EXERCISE DIRECTIONS: Rewrite every item below with "stack-arrow-icon" swapped for "exhaust-arrow-icon" wherever it occurs, changing nothing else. Omit the pictures from your answer.

* START MATERIAL TO PROCESS *

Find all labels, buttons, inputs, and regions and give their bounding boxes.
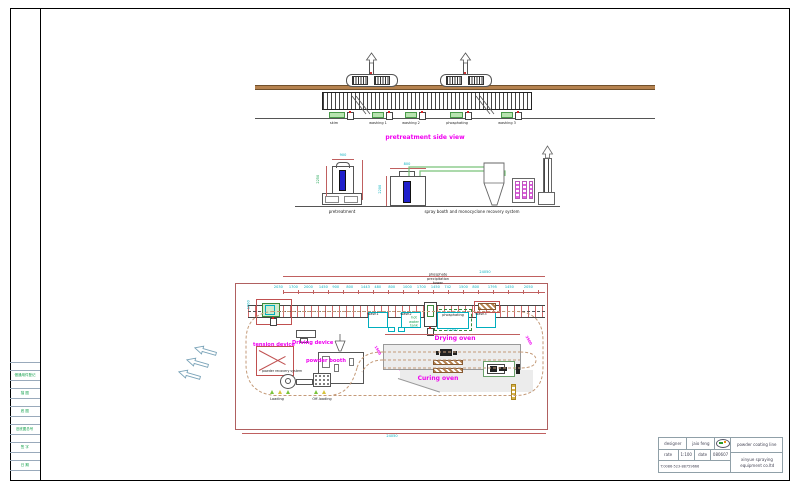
date-value: 080607 [713,453,728,458]
stack-arrow-icon [461,53,471,63]
flow-arrow-icon [178,344,217,382]
conveyor-loop-path [246,312,543,396]
company-logo-icon [716,439,730,448]
designer-value-cell: jaio feng [687,438,715,450]
date-label: date [698,453,707,458]
company-name-line1: xinyue spraying [741,458,773,463]
date-label-cell: date [695,450,711,461]
company-name-line2: equipment co.ltd [740,464,774,469]
designer-label-cell: designer [659,438,687,450]
rate-label-cell: rate [659,450,679,461]
logo-cell [715,438,731,450]
designer-value: jaio feng [692,441,709,446]
ladder-icon [352,96,494,114]
designer-label: designer [664,441,681,446]
phone-number: T:0086-523-88759666 [659,465,699,469]
phone-cell: T:0086-523-88759666 [659,461,731,473]
company-cell: xinyue spraying equipment co.ltd [731,453,783,473]
stack-arrow-icon [367,53,377,63]
rate-value-cell: 1:100 [679,450,695,461]
linework-overlay [0,0,800,493]
drawing-canvas: 借通用件登记 描 图 底 图 旧底图总号 签 字 日 期 skim washin… [0,0,800,493]
title-block: designer jaio feng powder coating line r… [658,437,783,473]
rate-label: rate [664,453,672,458]
cyclone-icon [484,163,504,205]
stack-arrow-icon [543,146,553,158]
hopper-icon [335,334,345,351]
rate-value: 1:100 [681,453,693,458]
project-name: powder coating line [737,443,777,448]
project-cell: powder coating line [731,438,783,453]
date-value-cell: 080607 [711,450,731,461]
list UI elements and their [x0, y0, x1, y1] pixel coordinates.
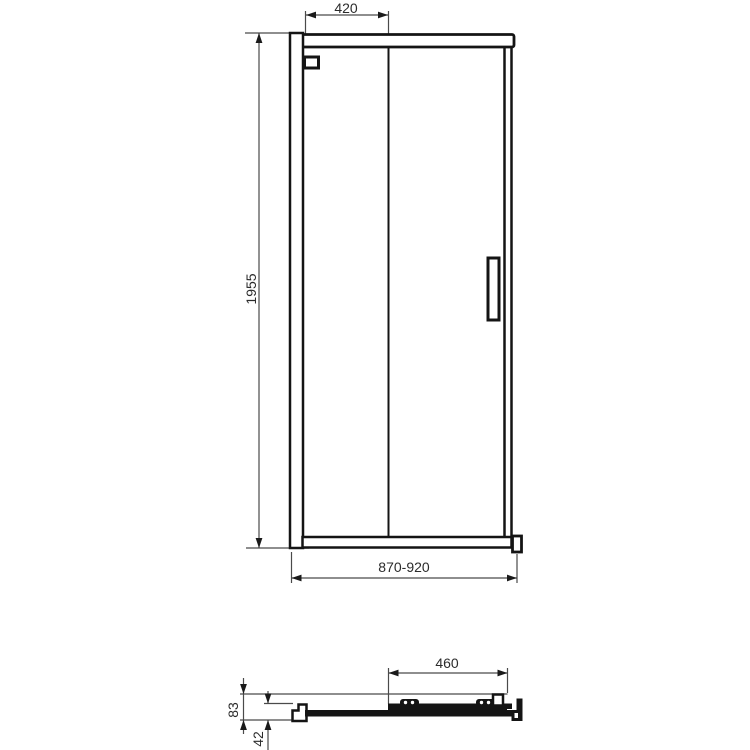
roller-left	[400, 699, 419, 706]
roller-right-dot-1	[480, 701, 483, 704]
dim-label-profile-depth: 42	[250, 722, 266, 750]
bottom-rail	[303, 537, 512, 548]
dim-460-lines	[389, 668, 508, 704]
roller-bracket	[493, 695, 503, 706]
dim-label-total-depth: 83	[225, 693, 241, 727]
front-view	[245, 11, 522, 583]
drawing-linework	[0, 0, 750, 750]
roller-right-dot-2	[487, 701, 490, 704]
dim-label-height: 1955	[243, 272, 259, 306]
roller-left-dot-2	[411, 701, 414, 704]
fixed-panel-bar	[305, 710, 521, 717]
dim-label-top-width: 420	[329, 0, 363, 16]
dim-label-panel-width: 460	[430, 655, 464, 671]
top-rail	[291, 35, 514, 48]
left-end-profile	[293, 705, 307, 722]
track-nub	[502, 704, 512, 710]
bottom-right-tab	[513, 536, 522, 552]
wall-bracket	[305, 57, 319, 68]
door-handle	[488, 258, 499, 320]
roller-left-dot-1	[404, 701, 407, 704]
left-wall-profile	[290, 33, 303, 548]
dim-label-bottom-width: 870-920	[366, 559, 442, 575]
right-end-profile	[512, 699, 523, 722]
section-view	[240, 668, 523, 750]
technical-drawing-canvas: 420 1955 870-920 460 83 42	[0, 0, 750, 750]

* END MATERIAL TO PROCESS *

REPLY:
Find all labels, buttons, inputs, and regions and give their bounding boxes.
date-value: 080607 [713,453,728,458]
exhaust-arrow-icon [461,53,471,63]
flow-arrow-icon [178,344,217,382]
conveyor-loop-path [246,312,543,396]
company-logo-icon [716,439,730,448]
designer-value-cell: jaio feng [687,438,715,450]
date-label: date [698,453,707,458]
company-name-line1: xinyue spraying [741,458,773,463]
date-label-cell: date [695,450,711,461]
company-name-line2: equipment co.ltd [740,464,774,469]
designer-label-cell: designer [659,438,687,450]
rate-label-cell: rate [659,450,679,461]
logo-cell [715,438,731,450]
designer-value: jaio feng [692,441,709,446]
ladder-icon [352,96,494,114]
designer-label: designer [664,441,681,446]
phone-number: T:0086-523-88759666 [659,465,699,469]
phone-cell: T:0086-523-88759666 [659,461,731,473]
company-cell: xinyue spraying equipment co.ltd [731,453,783,473]
exhaust-arrow-icon [367,53,377,63]
rate-value-cell: 1:100 [679,450,695,461]
linework-overlay [0,0,800,493]
drawing-canvas: 借通用件登记 描 图 底 图 旧底图总号 签 字 日 期 skim washin… [0,0,800,493]
title-block: designer jaio feng powder coating line r… [658,437,783,473]
rate-label: rate [664,453,672,458]
cyclone-icon [484,163,504,205]
exhaust-arrow-icon [543,146,553,158]
hopper-icon [335,334,345,351]
rate-value: 1:100 [681,453,693,458]
project-name: powder coating line [737,443,777,448]
project-cell: powder coating line [731,438,783,453]
date-value-cell: 080607 [711,450,731,461]
list UI elements and their [x0, y0, x1, y1] pixel coordinates.
roller-left	[400, 699, 419, 706]
roller-right-dot-1	[480, 701, 483, 704]
dim-label-profile-depth: 42	[250, 722, 266, 750]
bottom-rail	[303, 537, 512, 548]
dim-460-lines	[389, 668, 508, 704]
roller-bracket	[493, 695, 503, 706]
dim-label-total-depth: 83	[225, 693, 241, 727]
front-view	[245, 11, 522, 583]
drawing-linework	[0, 0, 750, 750]
roller-right-dot-2	[487, 701, 490, 704]
dim-label-height: 1955	[243, 272, 259, 306]
roller-left-dot-2	[411, 701, 414, 704]
fixed-panel-bar	[305, 710, 521, 717]
dim-label-top-width: 420	[329, 0, 363, 16]
dim-label-panel-width: 460	[430, 655, 464, 671]
top-rail	[291, 35, 514, 48]
left-end-profile	[293, 705, 307, 722]
track-nub	[502, 704, 512, 710]
bottom-right-tab	[513, 536, 522, 552]
wall-bracket	[305, 57, 319, 68]
door-handle	[488, 258, 499, 320]
roller-left-dot-1	[404, 701, 407, 704]
left-wall-profile	[290, 33, 303, 548]
dim-label-bottom-width: 870-920	[366, 559, 442, 575]
right-end-profile	[512, 699, 523, 722]
section-view	[240, 668, 523, 750]
technical-drawing-canvas: 420 1955 870-920 460 83 42	[0, 0, 750, 750]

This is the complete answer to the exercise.